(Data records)
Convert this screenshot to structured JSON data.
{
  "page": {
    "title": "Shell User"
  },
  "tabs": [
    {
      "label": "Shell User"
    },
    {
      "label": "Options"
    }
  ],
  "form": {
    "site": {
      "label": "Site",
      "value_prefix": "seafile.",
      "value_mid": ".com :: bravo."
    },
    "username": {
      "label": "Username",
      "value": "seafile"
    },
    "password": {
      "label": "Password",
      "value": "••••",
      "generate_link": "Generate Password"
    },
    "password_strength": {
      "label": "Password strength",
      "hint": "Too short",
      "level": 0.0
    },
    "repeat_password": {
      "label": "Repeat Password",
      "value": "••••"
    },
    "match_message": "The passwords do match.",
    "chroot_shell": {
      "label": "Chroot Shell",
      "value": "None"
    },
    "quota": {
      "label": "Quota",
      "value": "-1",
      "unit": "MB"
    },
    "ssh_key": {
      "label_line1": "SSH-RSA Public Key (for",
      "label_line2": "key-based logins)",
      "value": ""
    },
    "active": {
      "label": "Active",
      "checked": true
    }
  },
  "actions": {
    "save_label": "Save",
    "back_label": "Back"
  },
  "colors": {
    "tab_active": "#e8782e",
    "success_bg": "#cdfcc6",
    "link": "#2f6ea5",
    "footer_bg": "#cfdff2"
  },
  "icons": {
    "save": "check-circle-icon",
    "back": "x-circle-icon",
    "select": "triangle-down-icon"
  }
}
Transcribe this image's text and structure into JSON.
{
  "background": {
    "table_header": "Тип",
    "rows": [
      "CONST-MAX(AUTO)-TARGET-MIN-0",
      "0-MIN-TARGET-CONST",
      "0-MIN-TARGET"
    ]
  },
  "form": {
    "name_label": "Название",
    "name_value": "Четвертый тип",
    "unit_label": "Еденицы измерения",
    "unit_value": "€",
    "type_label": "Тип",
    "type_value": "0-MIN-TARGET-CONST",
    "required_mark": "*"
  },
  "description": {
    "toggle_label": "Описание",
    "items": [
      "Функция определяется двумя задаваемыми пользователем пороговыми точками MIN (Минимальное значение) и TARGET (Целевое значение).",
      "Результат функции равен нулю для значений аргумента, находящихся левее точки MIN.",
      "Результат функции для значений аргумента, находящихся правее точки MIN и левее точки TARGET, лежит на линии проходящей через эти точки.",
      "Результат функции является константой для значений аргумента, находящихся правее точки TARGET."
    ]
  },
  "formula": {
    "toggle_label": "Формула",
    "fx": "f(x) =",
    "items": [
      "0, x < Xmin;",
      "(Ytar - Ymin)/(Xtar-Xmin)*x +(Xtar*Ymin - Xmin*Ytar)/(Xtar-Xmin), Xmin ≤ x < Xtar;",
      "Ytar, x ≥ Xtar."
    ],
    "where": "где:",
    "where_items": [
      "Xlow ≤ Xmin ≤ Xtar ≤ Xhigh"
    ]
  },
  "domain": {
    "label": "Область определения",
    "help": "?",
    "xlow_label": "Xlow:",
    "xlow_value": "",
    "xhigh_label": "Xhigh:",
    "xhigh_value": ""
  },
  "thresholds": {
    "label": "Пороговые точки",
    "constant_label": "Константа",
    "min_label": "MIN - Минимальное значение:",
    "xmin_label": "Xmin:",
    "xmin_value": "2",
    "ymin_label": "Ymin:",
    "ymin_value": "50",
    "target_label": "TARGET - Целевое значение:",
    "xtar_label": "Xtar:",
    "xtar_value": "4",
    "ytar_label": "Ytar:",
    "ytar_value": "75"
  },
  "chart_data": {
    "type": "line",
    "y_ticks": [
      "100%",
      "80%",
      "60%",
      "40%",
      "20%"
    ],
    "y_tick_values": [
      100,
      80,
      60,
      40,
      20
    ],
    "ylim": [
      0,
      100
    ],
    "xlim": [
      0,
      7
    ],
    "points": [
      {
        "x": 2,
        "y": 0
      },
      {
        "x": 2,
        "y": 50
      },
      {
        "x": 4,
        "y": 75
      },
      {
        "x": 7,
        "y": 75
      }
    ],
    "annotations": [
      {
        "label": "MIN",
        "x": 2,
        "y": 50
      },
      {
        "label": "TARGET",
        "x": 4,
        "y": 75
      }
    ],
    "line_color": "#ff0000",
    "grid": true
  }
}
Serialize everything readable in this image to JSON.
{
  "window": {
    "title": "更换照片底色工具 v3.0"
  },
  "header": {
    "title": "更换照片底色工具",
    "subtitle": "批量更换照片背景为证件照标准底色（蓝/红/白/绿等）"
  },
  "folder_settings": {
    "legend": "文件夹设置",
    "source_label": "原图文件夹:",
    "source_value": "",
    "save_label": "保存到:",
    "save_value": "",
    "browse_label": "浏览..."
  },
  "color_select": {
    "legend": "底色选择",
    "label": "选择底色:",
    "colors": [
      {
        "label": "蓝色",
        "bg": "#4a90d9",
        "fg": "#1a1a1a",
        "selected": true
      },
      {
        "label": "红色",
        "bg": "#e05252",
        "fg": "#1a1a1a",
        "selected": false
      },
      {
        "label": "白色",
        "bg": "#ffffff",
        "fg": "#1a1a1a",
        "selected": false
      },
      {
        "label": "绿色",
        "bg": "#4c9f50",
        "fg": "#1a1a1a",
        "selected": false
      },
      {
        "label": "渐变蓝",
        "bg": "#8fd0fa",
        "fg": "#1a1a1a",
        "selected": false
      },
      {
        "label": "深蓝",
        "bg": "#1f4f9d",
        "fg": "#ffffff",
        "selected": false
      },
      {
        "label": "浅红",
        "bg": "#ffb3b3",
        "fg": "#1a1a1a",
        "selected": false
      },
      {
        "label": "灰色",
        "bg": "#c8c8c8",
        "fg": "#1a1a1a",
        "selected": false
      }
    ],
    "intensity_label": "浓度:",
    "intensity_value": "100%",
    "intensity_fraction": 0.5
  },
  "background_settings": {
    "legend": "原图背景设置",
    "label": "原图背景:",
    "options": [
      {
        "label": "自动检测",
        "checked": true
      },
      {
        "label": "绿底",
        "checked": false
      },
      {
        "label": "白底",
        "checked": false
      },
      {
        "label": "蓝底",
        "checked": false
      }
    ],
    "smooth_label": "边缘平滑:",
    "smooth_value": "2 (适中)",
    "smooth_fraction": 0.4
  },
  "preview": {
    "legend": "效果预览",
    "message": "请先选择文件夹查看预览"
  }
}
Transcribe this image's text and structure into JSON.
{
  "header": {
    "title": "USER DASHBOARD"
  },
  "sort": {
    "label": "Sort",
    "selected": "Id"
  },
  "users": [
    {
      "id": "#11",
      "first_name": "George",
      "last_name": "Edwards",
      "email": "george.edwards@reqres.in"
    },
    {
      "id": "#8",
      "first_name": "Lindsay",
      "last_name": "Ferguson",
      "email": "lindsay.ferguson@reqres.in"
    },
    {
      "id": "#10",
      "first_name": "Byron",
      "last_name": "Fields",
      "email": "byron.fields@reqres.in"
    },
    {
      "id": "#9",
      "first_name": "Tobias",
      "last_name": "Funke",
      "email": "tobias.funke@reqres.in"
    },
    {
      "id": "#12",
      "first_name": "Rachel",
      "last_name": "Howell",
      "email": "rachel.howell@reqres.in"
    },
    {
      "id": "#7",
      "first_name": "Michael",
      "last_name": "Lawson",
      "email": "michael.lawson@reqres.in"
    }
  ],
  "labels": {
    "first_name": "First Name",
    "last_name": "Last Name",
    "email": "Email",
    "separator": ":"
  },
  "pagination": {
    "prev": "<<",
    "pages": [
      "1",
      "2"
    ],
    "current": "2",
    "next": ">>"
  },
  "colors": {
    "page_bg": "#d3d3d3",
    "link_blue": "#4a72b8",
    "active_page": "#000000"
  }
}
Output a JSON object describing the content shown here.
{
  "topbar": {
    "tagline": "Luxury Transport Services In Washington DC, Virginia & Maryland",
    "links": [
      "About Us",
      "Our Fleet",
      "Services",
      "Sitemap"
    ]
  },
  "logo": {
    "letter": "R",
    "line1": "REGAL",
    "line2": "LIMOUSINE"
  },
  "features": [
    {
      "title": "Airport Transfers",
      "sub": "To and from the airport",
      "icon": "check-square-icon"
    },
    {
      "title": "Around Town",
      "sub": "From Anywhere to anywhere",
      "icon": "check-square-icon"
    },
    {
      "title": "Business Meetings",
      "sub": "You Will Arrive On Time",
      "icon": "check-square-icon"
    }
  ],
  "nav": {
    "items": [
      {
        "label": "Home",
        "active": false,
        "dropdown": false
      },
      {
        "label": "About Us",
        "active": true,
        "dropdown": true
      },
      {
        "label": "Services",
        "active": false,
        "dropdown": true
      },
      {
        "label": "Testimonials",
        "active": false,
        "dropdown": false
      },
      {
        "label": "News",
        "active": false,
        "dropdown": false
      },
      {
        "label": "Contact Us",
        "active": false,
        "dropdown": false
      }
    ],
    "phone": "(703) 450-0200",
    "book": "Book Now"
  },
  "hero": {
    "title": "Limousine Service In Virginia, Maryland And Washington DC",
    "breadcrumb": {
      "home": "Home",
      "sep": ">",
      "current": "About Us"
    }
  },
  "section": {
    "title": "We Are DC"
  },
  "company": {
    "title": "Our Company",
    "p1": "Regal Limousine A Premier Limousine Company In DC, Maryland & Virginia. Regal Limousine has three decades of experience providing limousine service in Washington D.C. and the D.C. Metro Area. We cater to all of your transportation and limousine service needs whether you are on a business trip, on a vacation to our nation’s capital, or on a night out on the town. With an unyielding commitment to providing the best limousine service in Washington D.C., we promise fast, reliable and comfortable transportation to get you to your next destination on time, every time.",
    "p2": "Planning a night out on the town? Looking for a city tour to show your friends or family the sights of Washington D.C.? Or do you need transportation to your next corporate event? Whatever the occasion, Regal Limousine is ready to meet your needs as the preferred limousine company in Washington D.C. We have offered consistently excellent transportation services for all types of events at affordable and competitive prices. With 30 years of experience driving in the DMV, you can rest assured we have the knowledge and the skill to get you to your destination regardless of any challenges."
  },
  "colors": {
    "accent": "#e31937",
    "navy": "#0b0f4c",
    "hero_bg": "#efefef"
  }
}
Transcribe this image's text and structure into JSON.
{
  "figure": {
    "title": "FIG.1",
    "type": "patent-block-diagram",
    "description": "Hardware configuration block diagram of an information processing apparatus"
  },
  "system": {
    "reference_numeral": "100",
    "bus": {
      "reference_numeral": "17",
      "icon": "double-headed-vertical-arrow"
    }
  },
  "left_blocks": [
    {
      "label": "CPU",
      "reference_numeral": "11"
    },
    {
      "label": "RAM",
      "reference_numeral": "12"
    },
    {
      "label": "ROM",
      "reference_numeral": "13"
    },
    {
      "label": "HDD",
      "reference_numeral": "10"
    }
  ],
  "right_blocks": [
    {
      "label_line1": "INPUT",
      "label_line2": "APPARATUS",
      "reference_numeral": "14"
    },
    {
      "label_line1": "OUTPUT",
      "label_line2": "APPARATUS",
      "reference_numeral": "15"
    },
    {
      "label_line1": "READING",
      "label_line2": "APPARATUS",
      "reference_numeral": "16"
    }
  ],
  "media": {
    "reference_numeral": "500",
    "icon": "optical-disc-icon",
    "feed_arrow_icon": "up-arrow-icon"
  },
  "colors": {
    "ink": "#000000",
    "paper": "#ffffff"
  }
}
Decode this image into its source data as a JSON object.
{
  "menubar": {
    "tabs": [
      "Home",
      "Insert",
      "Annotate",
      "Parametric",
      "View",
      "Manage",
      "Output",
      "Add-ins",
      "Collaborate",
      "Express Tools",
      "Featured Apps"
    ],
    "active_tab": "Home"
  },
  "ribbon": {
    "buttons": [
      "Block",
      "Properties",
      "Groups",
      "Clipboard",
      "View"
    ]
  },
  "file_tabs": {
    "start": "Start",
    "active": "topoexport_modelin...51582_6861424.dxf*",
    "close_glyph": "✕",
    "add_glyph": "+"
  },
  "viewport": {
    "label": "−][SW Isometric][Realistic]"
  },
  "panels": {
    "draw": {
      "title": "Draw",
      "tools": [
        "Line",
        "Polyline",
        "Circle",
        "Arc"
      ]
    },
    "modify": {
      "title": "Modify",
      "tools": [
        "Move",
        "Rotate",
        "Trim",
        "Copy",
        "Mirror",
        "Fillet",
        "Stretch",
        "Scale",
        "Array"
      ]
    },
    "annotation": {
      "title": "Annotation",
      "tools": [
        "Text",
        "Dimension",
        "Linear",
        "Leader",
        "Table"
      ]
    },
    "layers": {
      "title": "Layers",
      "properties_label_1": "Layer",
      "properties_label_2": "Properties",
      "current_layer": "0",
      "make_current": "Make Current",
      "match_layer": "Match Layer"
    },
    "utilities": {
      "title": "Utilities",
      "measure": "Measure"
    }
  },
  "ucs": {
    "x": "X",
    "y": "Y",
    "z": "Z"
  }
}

■ **GOAL OF THE EXERCISE**
Copy the lines from the entries above in which the word "reqres" appears.

■ **RESULT FOR THIS EXERCISE**
      "email": "george.edwards@reqres.in"
      "email": "lindsay.ferguson@reqres.in"
      "email": "byron.fields@reqres.in"
      "email": "tobias.funke@reqres.in"
      "email": "rachel.howell@reqres.in"
      "email": "michael.lawson@reqres.in"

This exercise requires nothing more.